▶ **REQUIRED WORK**
Looking at the listing, state how many of its lines contain the string "locked". Write only the number.

— start GIVEN DATA —

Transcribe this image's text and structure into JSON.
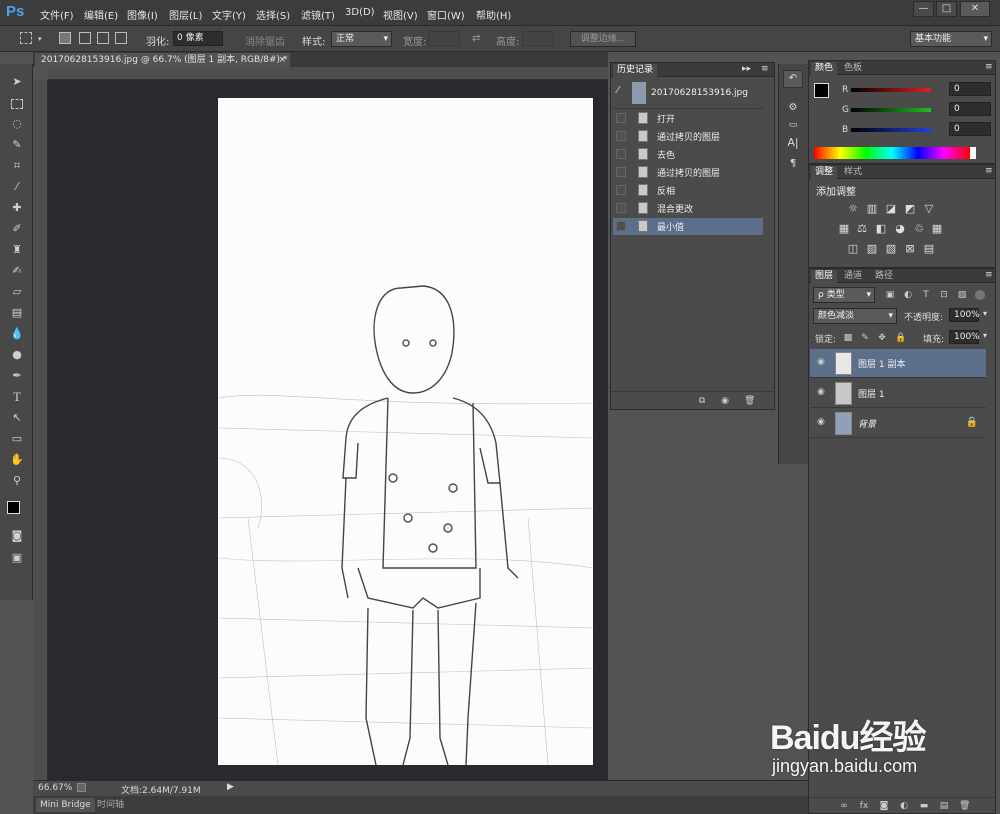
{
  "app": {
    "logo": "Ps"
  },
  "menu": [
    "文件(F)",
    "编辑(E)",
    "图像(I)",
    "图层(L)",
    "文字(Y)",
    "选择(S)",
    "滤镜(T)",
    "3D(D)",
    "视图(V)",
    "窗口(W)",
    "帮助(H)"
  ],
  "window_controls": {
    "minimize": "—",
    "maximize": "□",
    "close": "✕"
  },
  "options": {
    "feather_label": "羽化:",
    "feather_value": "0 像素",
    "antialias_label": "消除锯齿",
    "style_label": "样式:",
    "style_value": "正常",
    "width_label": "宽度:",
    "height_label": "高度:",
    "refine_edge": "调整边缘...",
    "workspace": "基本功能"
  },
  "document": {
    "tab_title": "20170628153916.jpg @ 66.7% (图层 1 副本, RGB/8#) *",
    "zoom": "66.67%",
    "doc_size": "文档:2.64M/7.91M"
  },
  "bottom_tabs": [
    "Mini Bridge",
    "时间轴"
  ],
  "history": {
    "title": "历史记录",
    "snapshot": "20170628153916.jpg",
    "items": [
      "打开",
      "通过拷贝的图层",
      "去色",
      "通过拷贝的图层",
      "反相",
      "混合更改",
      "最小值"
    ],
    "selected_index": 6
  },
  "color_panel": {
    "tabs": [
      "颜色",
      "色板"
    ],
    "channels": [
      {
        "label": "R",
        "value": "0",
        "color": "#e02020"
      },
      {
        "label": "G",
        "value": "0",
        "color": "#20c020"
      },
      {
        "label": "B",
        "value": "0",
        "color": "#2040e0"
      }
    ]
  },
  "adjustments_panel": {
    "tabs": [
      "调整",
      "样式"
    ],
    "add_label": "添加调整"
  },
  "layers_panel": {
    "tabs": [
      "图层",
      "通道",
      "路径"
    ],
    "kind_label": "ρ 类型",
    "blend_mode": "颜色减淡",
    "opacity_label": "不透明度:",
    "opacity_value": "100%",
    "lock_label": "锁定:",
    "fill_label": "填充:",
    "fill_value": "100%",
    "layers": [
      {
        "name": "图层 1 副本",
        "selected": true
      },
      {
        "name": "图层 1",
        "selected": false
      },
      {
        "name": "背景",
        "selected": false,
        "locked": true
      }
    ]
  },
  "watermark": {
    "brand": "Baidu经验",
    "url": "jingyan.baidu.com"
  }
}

— end GIVEN DATA —
— start GIVEN DATA —

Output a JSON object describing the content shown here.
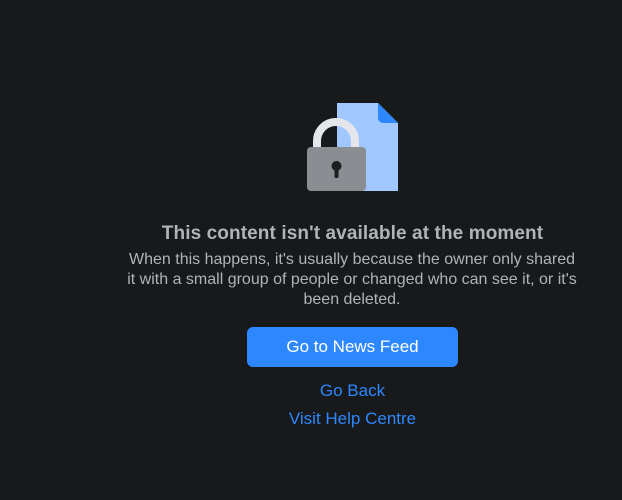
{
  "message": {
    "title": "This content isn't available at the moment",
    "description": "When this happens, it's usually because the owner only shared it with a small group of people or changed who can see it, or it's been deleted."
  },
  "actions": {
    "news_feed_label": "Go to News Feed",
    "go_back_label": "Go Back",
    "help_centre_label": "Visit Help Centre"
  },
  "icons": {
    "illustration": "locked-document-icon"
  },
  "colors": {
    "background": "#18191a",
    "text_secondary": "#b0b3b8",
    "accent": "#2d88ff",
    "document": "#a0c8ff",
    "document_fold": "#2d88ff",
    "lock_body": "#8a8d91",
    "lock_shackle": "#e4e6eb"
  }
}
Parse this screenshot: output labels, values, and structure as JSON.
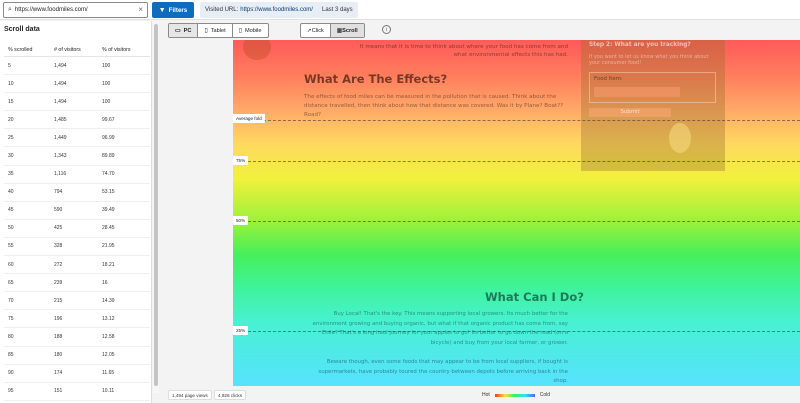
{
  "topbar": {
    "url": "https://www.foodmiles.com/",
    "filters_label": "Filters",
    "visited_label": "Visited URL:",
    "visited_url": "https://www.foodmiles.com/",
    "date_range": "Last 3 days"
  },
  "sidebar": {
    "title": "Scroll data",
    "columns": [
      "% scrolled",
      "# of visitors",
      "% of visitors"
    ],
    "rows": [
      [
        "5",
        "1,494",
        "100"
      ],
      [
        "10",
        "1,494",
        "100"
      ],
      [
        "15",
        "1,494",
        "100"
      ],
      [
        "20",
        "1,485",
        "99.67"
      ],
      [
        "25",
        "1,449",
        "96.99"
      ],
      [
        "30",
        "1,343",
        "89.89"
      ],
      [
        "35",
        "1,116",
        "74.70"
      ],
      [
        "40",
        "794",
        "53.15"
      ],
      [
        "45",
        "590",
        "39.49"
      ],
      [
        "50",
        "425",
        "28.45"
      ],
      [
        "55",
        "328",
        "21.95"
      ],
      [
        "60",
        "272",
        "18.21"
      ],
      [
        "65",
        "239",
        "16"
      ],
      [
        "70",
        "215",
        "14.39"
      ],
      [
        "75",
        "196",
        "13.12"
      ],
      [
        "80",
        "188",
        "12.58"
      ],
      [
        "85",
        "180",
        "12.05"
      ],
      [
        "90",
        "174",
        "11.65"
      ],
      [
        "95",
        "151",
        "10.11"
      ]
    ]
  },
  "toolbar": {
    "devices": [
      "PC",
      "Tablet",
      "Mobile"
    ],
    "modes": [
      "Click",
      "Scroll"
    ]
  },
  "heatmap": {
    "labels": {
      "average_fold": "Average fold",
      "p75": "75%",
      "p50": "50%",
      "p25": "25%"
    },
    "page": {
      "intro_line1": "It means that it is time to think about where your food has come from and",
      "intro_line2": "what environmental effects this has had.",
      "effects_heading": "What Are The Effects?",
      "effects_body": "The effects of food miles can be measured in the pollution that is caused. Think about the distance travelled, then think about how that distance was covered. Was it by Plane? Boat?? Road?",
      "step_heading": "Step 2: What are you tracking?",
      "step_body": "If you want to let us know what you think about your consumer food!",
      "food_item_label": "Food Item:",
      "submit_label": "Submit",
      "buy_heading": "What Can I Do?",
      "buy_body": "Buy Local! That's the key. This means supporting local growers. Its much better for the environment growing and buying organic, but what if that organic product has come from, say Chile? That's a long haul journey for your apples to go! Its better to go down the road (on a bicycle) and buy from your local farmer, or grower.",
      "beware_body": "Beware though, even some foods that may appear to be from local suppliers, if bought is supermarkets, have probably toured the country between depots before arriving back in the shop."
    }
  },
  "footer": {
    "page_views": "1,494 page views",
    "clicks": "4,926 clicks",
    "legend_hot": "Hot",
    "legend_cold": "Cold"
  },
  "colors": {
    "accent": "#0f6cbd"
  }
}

— end GIVEN DATA —

▶ **OUTPUT BELOW**
2